But if the panels are twisted, then you will not be able to draw a view of that panel on edge. It can't be done this way. There have been lots of "twisted" drafting methods tried in the past to conquer this problem, none of them easy or especially accurate. (I should add that being able to do this sort of drafting really separates the men from the boys and may be a lost art. Draftsmen could wrap panels at all angles, cones intersecting flats and cylinders and then back to cones. I saw a design on Phil Bolger's drawing board a long time ago and not only were his panels not plumb, his section lines weren't either. I suspect he started doing "box boats" just to clear his mind.)

What is done today is to lay out the hull in a digital manner and we will pick this up in the next Bobsboat issue. The technique is so powerful that there is really no need to unwrap even simple side and bottom panels with the above method. Your PC, given the proper spreadsheet, can do it faster and with much greater accuracy.

NEXT TIME...

We'll rerun the bulkhead bevel essay.

Contents


River Runner

RIVER RUNNER, FLOAT BOAT, 15-1/2' X 45" X 100 POUNDS

This was a custom project for a man who wanted a Lowe Paddlejon boat but found they were quite rare, essentially a custom order. The idea of a boat like this is to float mild rivers with a guide in the stern directing with a paddle and a passenger or two up front fishing. You might recall the design I did last year called Ozarkian which is very similar, maybe the father or grandfather of the Lowe design. (I suspect southern Missouri is sort of jonboat heaven, the source of most of them both in spirit and in material. I recall driving the interstate down to Springfield, Mo. about ten years ago and near Lebanon, Mo I passed what seemed to be miles of aluminum jonboats and pontoon boats stored in fields along the highway. Even little children there must know how to weld aluminum.)

TASK REQUIREMENTS:
**a.** List every geographic place named in the boatbuilding passage.
**b.** Reproduce the boatbuilding passage word for word, starting with "This was a custom" and going on through "to weld aluminum.)".

RECORDS SHOWN:
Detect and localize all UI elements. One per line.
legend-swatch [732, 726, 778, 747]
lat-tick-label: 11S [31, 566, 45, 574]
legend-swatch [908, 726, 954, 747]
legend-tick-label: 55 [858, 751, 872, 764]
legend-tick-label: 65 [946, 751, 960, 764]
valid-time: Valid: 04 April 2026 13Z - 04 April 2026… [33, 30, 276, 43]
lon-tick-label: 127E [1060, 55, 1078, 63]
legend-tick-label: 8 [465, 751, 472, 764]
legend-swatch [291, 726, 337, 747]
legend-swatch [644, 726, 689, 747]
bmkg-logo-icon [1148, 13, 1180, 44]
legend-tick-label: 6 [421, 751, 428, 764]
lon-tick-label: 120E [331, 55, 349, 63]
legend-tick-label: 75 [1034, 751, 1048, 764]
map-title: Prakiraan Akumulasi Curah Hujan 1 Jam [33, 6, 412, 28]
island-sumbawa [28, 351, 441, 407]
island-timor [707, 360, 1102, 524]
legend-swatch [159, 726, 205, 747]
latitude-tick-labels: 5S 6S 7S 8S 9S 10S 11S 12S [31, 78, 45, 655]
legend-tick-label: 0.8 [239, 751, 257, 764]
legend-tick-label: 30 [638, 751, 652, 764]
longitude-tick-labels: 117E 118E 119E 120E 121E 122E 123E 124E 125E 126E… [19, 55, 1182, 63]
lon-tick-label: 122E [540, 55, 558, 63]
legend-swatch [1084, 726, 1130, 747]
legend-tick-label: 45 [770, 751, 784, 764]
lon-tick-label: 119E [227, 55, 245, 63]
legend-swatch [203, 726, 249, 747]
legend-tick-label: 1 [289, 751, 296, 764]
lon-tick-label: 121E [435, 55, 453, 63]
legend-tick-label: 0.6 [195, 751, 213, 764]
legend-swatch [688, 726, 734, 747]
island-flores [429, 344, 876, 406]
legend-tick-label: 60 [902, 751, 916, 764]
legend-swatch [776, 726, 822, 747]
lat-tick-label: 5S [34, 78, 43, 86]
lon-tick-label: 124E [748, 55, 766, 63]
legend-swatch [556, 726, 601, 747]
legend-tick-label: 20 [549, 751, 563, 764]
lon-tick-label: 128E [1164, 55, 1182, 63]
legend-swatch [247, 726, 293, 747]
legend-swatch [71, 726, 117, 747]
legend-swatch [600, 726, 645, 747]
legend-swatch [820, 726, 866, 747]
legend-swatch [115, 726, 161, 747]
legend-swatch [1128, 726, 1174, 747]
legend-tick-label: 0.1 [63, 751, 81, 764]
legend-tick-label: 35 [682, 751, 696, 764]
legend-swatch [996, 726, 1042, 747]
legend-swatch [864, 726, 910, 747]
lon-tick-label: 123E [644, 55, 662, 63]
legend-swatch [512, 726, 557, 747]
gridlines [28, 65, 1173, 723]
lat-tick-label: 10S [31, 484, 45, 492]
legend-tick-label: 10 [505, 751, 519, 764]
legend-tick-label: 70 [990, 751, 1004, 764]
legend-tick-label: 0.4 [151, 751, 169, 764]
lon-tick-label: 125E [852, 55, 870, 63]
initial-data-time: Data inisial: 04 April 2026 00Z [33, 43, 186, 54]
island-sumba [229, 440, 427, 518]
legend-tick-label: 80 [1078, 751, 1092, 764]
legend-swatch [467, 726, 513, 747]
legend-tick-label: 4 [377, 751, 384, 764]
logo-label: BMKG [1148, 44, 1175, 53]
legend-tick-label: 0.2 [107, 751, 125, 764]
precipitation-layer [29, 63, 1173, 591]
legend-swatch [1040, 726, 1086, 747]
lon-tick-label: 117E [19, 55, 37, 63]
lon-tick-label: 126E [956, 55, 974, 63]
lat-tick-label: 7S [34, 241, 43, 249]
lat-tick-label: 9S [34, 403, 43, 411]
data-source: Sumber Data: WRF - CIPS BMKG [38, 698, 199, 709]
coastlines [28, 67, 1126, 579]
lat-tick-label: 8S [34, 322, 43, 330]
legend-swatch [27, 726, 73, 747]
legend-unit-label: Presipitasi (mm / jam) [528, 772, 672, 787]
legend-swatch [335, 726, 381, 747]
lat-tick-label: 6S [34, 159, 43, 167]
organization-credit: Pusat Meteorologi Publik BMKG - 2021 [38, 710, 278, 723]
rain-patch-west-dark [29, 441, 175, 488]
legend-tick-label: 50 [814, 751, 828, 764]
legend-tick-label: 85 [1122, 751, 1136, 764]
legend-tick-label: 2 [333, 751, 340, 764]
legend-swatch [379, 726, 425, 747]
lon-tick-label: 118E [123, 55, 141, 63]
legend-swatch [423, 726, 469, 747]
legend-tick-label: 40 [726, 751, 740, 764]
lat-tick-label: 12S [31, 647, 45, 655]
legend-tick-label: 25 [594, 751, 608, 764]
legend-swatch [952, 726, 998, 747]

PROBLEM SOLUTIONS:
**a.**
southern Missouri
Springfield, Mo.
Lebanon, Mo

**b.**
This was a custom project for a man who wanted a Lowe Paddlejon boat but found they were quite rare, essentially a custom order. The idea of a boat like this is to float mild rivers with a guide in the stern directing with a paddle and a passenger or two up front fishing. You might recall the design I did last year called Ozarkian which is very similar, maybe the father or grandfather of the Lowe design. (I suspect southern Missouri is sort of jonboat heaven, the source of most of them both in spirit and in material. I recall driving the interstate down to Springfield, Mo. about ten years ago and near Lebanon, Mo I passed what seemed to be miles of aluminum jonboats and pontoon boats stored in fields along the highway. Even little children there must know how to weld aluminum.)